With the pictures omitted, write out the entries that follow exactly as they stand.

--- Begin Input rows ---

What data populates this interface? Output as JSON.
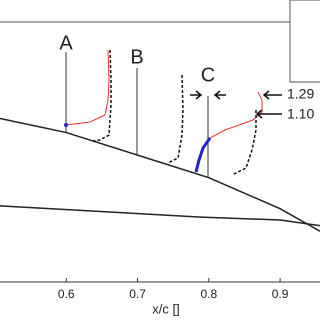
{
  "chart_data": {
    "type": "line",
    "xlabel": "x/c []",
    "xlim": [
      0.507,
      0.956
    ],
    "ylim": [
      0,
      1
    ],
    "xticks": [
      0.6,
      0.7,
      0.8,
      0.9
    ],
    "annotations": [
      "A",
      "B",
      "C",
      "1.29",
      "1.10"
    ],
    "series": [
      {
        "color": "#222222",
        "x": [
          0.507,
          0.6,
          0.7,
          0.8,
          0.9,
          0.956
        ],
        "values": [
          0.58,
          0.53,
          0.45,
          0.37,
          0.26,
          0.18
        ]
      },
      {
        "color": "#222222",
        "x": [
          0.507,
          0.648,
          0.789,
          0.9,
          0.956
        ],
        "values": [
          0.27,
          0.25,
          0.23,
          0.22,
          0.2
        ]
      }
    ]
  }
}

--- End Input rows ---

Solved exercise =>
What data populates this interface? Output as JSON.
{
  "chart_data": {
    "type": "line",
    "xlabel": "x/c []",
    "xlim": [
      0.507,
      0.956
    ],
    "ylim": [
      0,
      1
    ],
    "xticks": [
      0.6,
      0.7,
      0.8,
      0.9
    ],
    "annotations": [
      "A",
      "B",
      "C",
      "1.29",
      "1.10"
    ],
    "series": [
      {
        "color": "#222222",
        "x": [
          0.507,
          0.6,
          0.7,
          0.8,
          0.9,
          0.956
        ],
        "values": [
          0.58,
          0.53,
          0.45,
          0.37,
          0.26,
          0.18
        ]
      },
      {
        "color": "#222222",
        "x": [
          0.507,
          0.648,
          0.789,
          0.9,
          0.956
        ],
        "values": [
          0.27,
          0.25,
          0.23,
          0.22,
          0.2
        ]
      }
    ]
  }
}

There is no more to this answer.